Return the records, each one exactly as written.

- Input records -
++++++++

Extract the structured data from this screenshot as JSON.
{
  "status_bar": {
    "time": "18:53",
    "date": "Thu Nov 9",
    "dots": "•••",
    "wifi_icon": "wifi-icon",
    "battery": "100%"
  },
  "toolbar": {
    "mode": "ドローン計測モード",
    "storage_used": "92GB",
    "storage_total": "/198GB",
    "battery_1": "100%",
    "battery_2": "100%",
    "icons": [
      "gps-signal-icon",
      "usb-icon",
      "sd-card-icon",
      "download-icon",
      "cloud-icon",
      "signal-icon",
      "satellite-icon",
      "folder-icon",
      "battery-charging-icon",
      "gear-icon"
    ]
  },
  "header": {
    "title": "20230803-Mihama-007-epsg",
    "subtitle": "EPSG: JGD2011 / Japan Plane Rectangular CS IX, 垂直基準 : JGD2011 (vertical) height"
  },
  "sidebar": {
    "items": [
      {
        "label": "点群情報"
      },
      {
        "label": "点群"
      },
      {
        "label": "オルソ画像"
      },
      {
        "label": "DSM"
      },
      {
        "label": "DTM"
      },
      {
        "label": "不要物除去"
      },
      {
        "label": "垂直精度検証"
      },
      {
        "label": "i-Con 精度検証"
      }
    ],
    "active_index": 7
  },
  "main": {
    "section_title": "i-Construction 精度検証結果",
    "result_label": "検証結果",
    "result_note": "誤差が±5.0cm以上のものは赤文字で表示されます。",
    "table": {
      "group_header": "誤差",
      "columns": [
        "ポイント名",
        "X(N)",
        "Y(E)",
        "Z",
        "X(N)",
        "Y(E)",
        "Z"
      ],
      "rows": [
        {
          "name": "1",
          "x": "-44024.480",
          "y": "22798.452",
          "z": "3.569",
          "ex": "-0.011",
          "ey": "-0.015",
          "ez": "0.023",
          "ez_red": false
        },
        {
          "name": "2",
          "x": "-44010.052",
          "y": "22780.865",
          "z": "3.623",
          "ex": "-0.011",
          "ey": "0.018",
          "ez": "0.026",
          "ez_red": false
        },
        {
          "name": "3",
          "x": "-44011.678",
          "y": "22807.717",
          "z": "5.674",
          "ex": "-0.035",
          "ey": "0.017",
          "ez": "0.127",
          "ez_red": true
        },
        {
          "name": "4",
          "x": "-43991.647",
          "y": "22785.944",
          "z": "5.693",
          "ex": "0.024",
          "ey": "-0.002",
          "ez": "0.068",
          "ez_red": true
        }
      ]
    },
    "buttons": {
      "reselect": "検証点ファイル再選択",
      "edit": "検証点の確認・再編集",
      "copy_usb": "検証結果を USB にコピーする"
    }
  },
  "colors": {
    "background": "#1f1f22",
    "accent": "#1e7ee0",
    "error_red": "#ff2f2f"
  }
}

++++++++

- Written solution -
Extract the structured data from this screenshot as JSON.
{
  "status_bar": {
    "time": "18:53",
    "date": "Thu Nov 9",
    "dots": "•••",
    "wifi_icon": "wifi-icon",
    "battery": "100%"
  },
  "toolbar": {
    "mode": "ドローン計測モード",
    "storage_used": "92GB",
    "storage_total": "/198GB",
    "battery_1": "100%",
    "battery_2": "100%",
    "icons": [
      "gps-signal-icon",
      "usb-icon",
      "sd-card-icon",
      "download-icon",
      "cloud-icon",
      "signal-icon",
      "satellite-icon",
      "folder-icon",
      "battery-charging-icon",
      "gear-icon"
    ]
  },
  "header": {
    "title": "20230803-Mihama-007-epsg",
    "subtitle": "EPSG: JGD2011 / Japan Plane Rectangular CS IX, 垂直基準 : JGD2011 (vertical) height"
  },
  "sidebar": {
    "items": [
      {
        "label": "点群情報"
      },
      {
        "label": "点群"
      },
      {
        "label": "オルソ画像"
      },
      {
        "label": "DSM"
      },
      {
        "label": "DTM"
      },
      {
        "label": "不要物除去"
      },
      {
        "label": "垂直精度検証"
      },
      {
        "label": "i-Con 精度検証"
      }
    ],
    "active_index": 7
  },
  "main": {
    "section_title": "i-Construction 精度検証結果",
    "result_label": "検証結果",
    "result_note": "誤差が±5.0cm以上のものは赤文字で表示されます。",
    "table": {
      "group_header": "誤差",
      "columns": [
        "ポイント名",
        "X(N)",
        "Y(E)",
        "Z",
        "X(N)",
        "Y(E)",
        "Z"
      ],
      "rows": [
        {
          "name": "1",
          "x": "-44024.480",
          "y": "22798.452",
          "z": "3.569",
          "ex": "-0.011",
          "ey": "-0.015",
          "ez": "0.023",
          "ez_red": false
        },
        {
          "name": "2",
          "x": "-44010.052",
          "y": "22780.865",
          "z": "3.623",
          "ex": "-0.011",
          "ey": "0.018",
          "ez": "0.026",
          "ez_red": false
        },
        {
          "name": "3",
          "x": "-44011.678",
          "y": "22807.717",
          "z": "5.674",
          "ex": "-0.035",
          "ey": "0.017",
          "ez": "0.127",
          "ez_red": true
        },
        {
          "name": "4",
          "x": "-43991.647",
          "y": "22785.944",
          "z": "5.693",
          "ex": "0.024",
          "ey": "-0.002",
          "ez": "0.068",
          "ez_red": true
        }
      ]
    },
    "buttons": {
      "reselect": "検証点ファイル再選択",
      "edit": "検証点の確認・再編集",
      "copy_usb": "検証結果を USB にコピーする"
    }
  },
  "colors": {
    "background": "#1f1f22",
    "accent": "#1e7ee0",
    "error_red": "#ff2f2f"
  }
}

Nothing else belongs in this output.